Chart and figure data

════

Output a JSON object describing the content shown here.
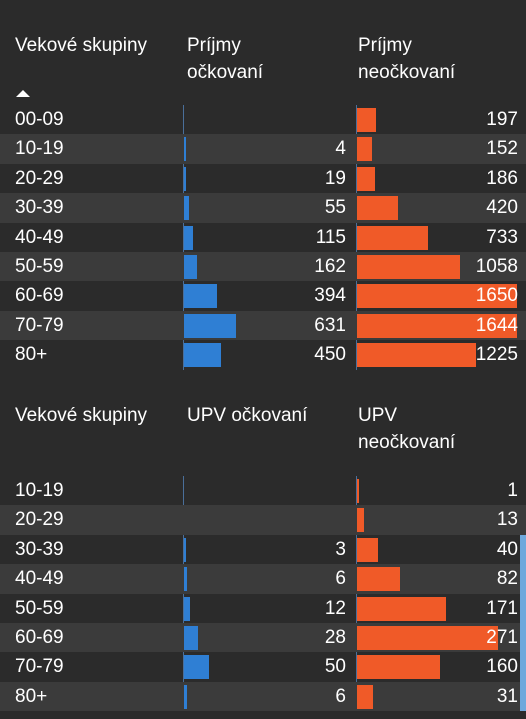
{
  "colors": {
    "background": "#2b2b2b",
    "row_alt": "#3b3b3b",
    "vaccinated_bar": "#2f7fd4",
    "unvaccinated_bar": "#f05a28"
  },
  "icons": {
    "sort": "sort-ascending-icon"
  },
  "table_prijmy": {
    "headers": [
      "Vekové skupiny",
      "Príjmy\nočkovaní",
      "Príjmy\nneočkovaní"
    ],
    "rows": [
      {
        "group": "00-09",
        "vaccinated": "",
        "unvaccinated": "197"
      },
      {
        "group": "10-19",
        "vaccinated": "4",
        "unvaccinated": "152"
      },
      {
        "group": "20-29",
        "vaccinated": "19",
        "unvaccinated": "186"
      },
      {
        "group": "30-39",
        "vaccinated": "55",
        "unvaccinated": "420"
      },
      {
        "group": "40-49",
        "vaccinated": "115",
        "unvaccinated": "733"
      },
      {
        "group": "50-59",
        "vaccinated": "162",
        "unvaccinated": "1058"
      },
      {
        "group": "60-69",
        "vaccinated": "394",
        "unvaccinated": "1650"
      },
      {
        "group": "70-79",
        "vaccinated": "631",
        "unvaccinated": "1644"
      },
      {
        "group": "80+",
        "vaccinated": "450",
        "unvaccinated": "1225"
      }
    ]
  },
  "table_upv": {
    "headers": [
      "Vekové skupiny",
      "UPV očkovaní",
      "UPV\nneočkovaní"
    ],
    "rows": [
      {
        "group": "10-19",
        "vaccinated": "",
        "unvaccinated": "1"
      },
      {
        "group": "20-29",
        "vaccinated": "",
        "unvaccinated": "13"
      },
      {
        "group": "30-39",
        "vaccinated": "3",
        "unvaccinated": "40"
      },
      {
        "group": "40-49",
        "vaccinated": "6",
        "unvaccinated": "82"
      },
      {
        "group": "50-59",
        "vaccinated": "12",
        "unvaccinated": "171"
      },
      {
        "group": "60-69",
        "vaccinated": "28",
        "unvaccinated": "271"
      },
      {
        "group": "70-79",
        "vaccinated": "50",
        "unvaccinated": "160"
      },
      {
        "group": "80+",
        "vaccinated": "6",
        "unvaccinated": "31"
      }
    ]
  }
}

════

PROBLEM:
From the listing above, copy every line that includes the word "nneočkovaní".

CORRECT RESPONSE:
      "Príjmy\nneočkovaní"
      "UPV\nneočkovaní"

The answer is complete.